* REQUIRED TASK:
Leave out the pictures; transcribe all else exactly.

* THE DATA:
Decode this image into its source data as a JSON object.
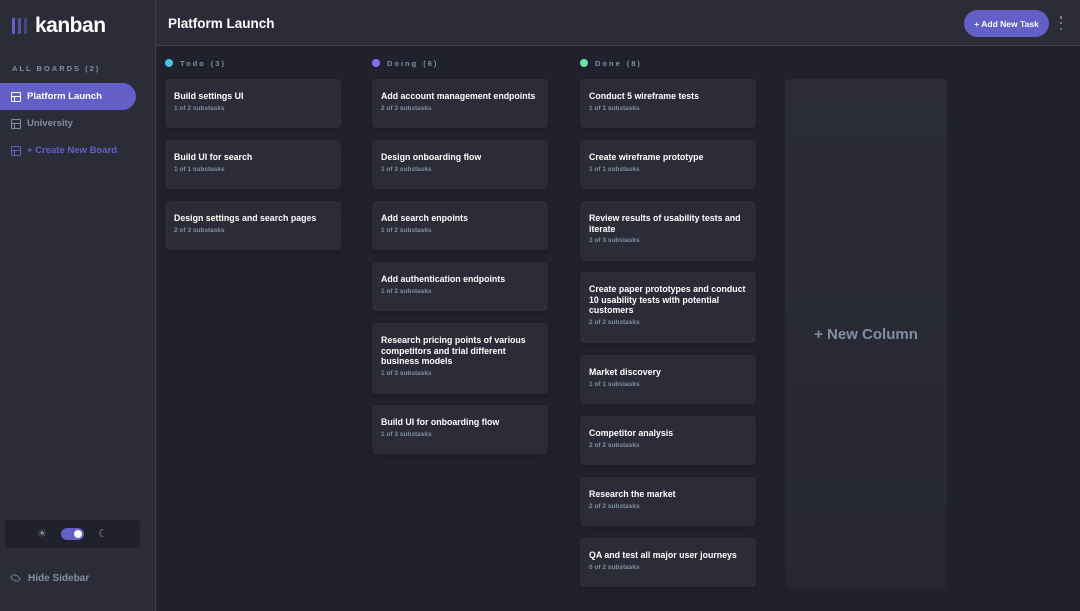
{
  "app": {
    "logo_text": "kanban"
  },
  "colors": {
    "accent": "#635fc7",
    "todo": "#49c4e5",
    "doing": "#8471f2",
    "done": "#67e2ae"
  },
  "sidebar": {
    "heading": "ALL BOARDS (2)",
    "boards": [
      {
        "label": "Platform Launch",
        "active": true
      },
      {
        "label": "University",
        "active": false
      }
    ],
    "create_label": "+ Create New Board",
    "hide_label": "Hide Sidebar",
    "theme": {
      "dark": true
    }
  },
  "header": {
    "title": "Platform Launch",
    "add_task_label": "+ Add New Task"
  },
  "columns": [
    {
      "name": "Todo",
      "count": "(3)",
      "cards": [
        {
          "title": "Build settings UI",
          "subtasks": "1 of 2 substasks"
        },
        {
          "title": "Build UI for search",
          "subtasks": "1 of 1 substasks"
        },
        {
          "title": "Design settings and search pages",
          "subtasks": "2 of 3 substasks"
        }
      ]
    },
    {
      "name": "Doing",
      "count": "(6)",
      "cards": [
        {
          "title": "Add account management endpoints",
          "subtasks": "2 of 3 substasks"
        },
        {
          "title": "Design onboarding flow",
          "subtasks": "1 of 3 substasks"
        },
        {
          "title": "Add search enpoints",
          "subtasks": "1 of 2 substasks"
        },
        {
          "title": "Add authentication endpoints",
          "subtasks": "1 of 2 substasks"
        },
        {
          "title": "Research pricing points of various competitors and trial different business models",
          "subtasks": "1 of 3 substasks"
        },
        {
          "title": "Build UI for onboarding flow",
          "subtasks": "1 of 3 substasks"
        }
      ]
    },
    {
      "name": "Done",
      "count": "(8)",
      "cards": [
        {
          "title": "Conduct 5 wireframe tests",
          "subtasks": "1 of 1 substasks"
        },
        {
          "title": "Create wireframe prototype",
          "subtasks": "1 of 1 substasks"
        },
        {
          "title": "Review results of usability tests and iterate",
          "subtasks": "3 of 3 substasks"
        },
        {
          "title": "Create paper prototypes and conduct 10 usability tests with potential customers",
          "subtasks": "2 of 2 substasks"
        },
        {
          "title": "Market discovery",
          "subtasks": "1 of 1 substasks"
        },
        {
          "title": "Competitor analysis",
          "subtasks": "2 of 2 substasks"
        },
        {
          "title": "Research the market",
          "subtasks": "2 of 2 substasks"
        },
        {
          "title": "QA and test all major user journeys",
          "subtasks": "0 of 2 substasks"
        }
      ]
    }
  ],
  "new_column_label": "+ New Column"
}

* THE COMPLETED TASK:
Decode this image into its source data as a JSON object.
{
  "app": {
    "logo_text": "kanban"
  },
  "colors": {
    "accent": "#635fc7",
    "todo": "#49c4e5",
    "doing": "#8471f2",
    "done": "#67e2ae"
  },
  "sidebar": {
    "heading": "ALL BOARDS (2)",
    "boards": [
      {
        "label": "Platform Launch",
        "active": true
      },
      {
        "label": "University",
        "active": false
      }
    ],
    "create_label": "+ Create New Board",
    "hide_label": "Hide Sidebar",
    "theme": {
      "dark": true
    }
  },
  "header": {
    "title": "Platform Launch",
    "add_task_label": "+ Add New Task"
  },
  "columns": [
    {
      "name": "Todo",
      "count": "(3)",
      "cards": [
        {
          "title": "Build settings UI",
          "subtasks": "1 of 2 substasks"
        },
        {
          "title": "Build UI for search",
          "subtasks": "1 of 1 substasks"
        },
        {
          "title": "Design settings and search pages",
          "subtasks": "2 of 3 substasks"
        }
      ]
    },
    {
      "name": "Doing",
      "count": "(6)",
      "cards": [
        {
          "title": "Add account management endpoints",
          "subtasks": "2 of 3 substasks"
        },
        {
          "title": "Design onboarding flow",
          "subtasks": "1 of 3 substasks"
        },
        {
          "title": "Add search enpoints",
          "subtasks": "1 of 2 substasks"
        },
        {
          "title": "Add authentication endpoints",
          "subtasks": "1 of 2 substasks"
        },
        {
          "title": "Research pricing points of various competitors and trial different business models",
          "subtasks": "1 of 3 substasks"
        },
        {
          "title": "Build UI for onboarding flow",
          "subtasks": "1 of 3 substasks"
        }
      ]
    },
    {
      "name": "Done",
      "count": "(8)",
      "cards": [
        {
          "title": "Conduct 5 wireframe tests",
          "subtasks": "1 of 1 substasks"
        },
        {
          "title": "Create wireframe prototype",
          "subtasks": "1 of 1 substasks"
        },
        {
          "title": "Review results of usability tests and iterate",
          "subtasks": "3 of 3 substasks"
        },
        {
          "title": "Create paper prototypes and conduct 10 usability tests with potential customers",
          "subtasks": "2 of 2 substasks"
        },
        {
          "title": "Market discovery",
          "subtasks": "1 of 1 substasks"
        },
        {
          "title": "Competitor analysis",
          "subtasks": "2 of 2 substasks"
        },
        {
          "title": "Research the market",
          "subtasks": "2 of 2 substasks"
        },
        {
          "title": "QA and test all major user journeys",
          "subtasks": "0 of 2 substasks"
        }
      ]
    }
  ],
  "new_column_label": "+ New Column"
}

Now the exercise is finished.